**Stated exercise:** Where a line contains the string "ULLOA", copy that line.

-- Begin --

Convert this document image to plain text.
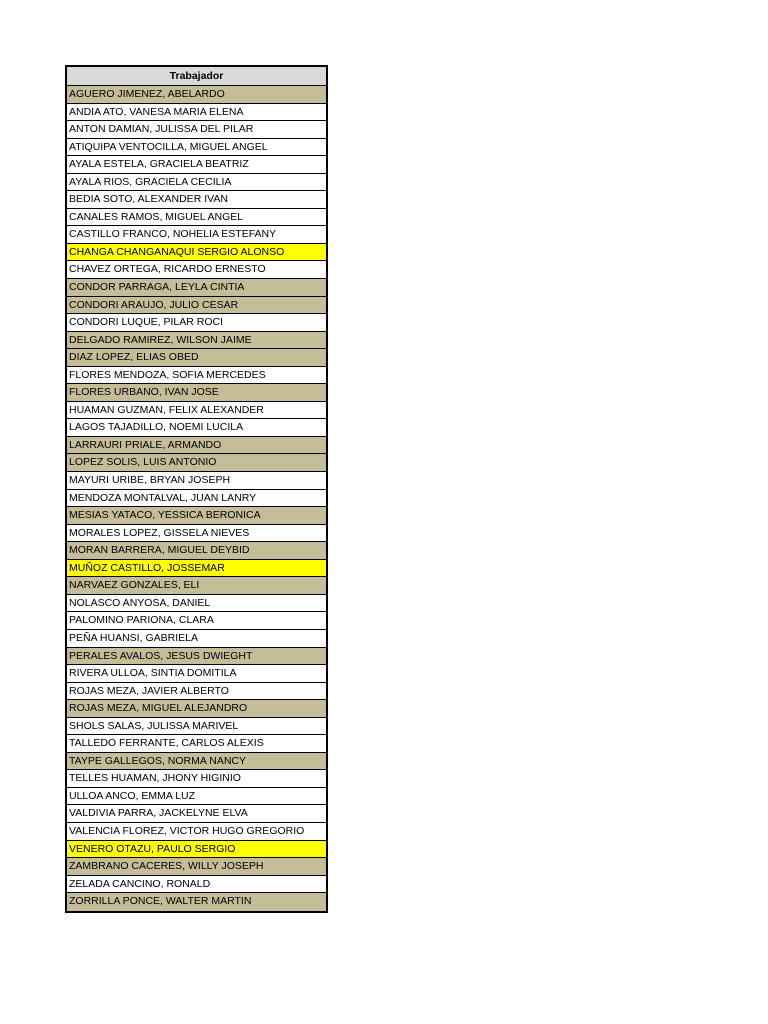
Trabajador
AGUERO JIMENEZ, ABELARDO
ANDIA ATO, VANESA MARIA ELENA
ANTON DAMIAN, JULISSA DEL PILAR
ATIQUIPA VENTOCILLA, MIGUEL ANGEL
AYALA ESTELA, GRACIELA BEATRIZ
AYALA RIOS, GRACIELA CECILIA
BEDIA SOTO, ALEXANDER IVAN
CANALES RAMOS, MIGUEL ANGEL
CASTILLO FRANCO, NOHELIA ESTEFANY
CHANGA CHANGANAQUI SERGIO ALONSO
CHAVEZ ORTEGA, RICARDO ERNESTO
CONDOR PARRAGA, LEYLA CINTIA
CONDORI ARAUJO, JULIO CESAR
CONDORI LUQUE, PILAR ROCI
DELGADO RAMIREZ, WILSON JAIME
DIAZ LOPEZ, ELIAS OBED
FLORES MENDOZA, SOFIA MERCEDES
FLORES URBANO, IVAN JOSE
HUAMAN GUZMAN, FELIX ALEXANDER
LAGOS TAJADILLO, NOEMI LUCILA
LARRAURI PRIALE, ARMANDO
LOPEZ SOLIS, LUIS ANTONIO
MAYURI URIBE, BRYAN JOSEPH
MENDOZA MONTALVAL, JUAN LANRY
MESIAS YATACO, YESSICA BERONICA
MORALES LOPEZ, GISSELA NIEVES
MORAN BARRERA, MIGUEL DEYBID
MUÑOZ CASTILLO, JOSSEMAR
NARVAEZ GONZALES, ELI
NOLASCO ANYOSA, DANIEL
PALOMINO PARIONA, CLARA
PEÑA HUANSI, GABRIELA
PERALES AVALOS, JESUS DWIEGHT
RIVERA ULLOA, SINTIA DOMITILA
ROJAS MEZA, JAVIER ALBERTO
ROJAS MEZA, MIGUEL ALEJANDRO
SHOLS SALAS, JULISSA MARIVEL
TALLEDO FERRANTE, CARLOS ALEXIS
TAYPE GALLEGOS, NORMA NANCY
TELLES HUAMAN, JHONY HIGINIO
ULLOA ANCO, EMMA LUZ
VALDIVIA PARRA, JACKELYNE ELVA
VALENCIA FLOREZ, VICTOR HUGO GREGORIO
VENERO OTAZU, PAULO SERGIO
ZAMBRANO CACERES, WILLY JOSEPH
ZELADA CANCINO, RONALD
ZORRILLA PONCE, WALTER MARTIN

-- End --

**Solved exercise:**
RIVERA ULLOA, SINTIA DOMITILA
ULLOA ANCO, EMMA LUZ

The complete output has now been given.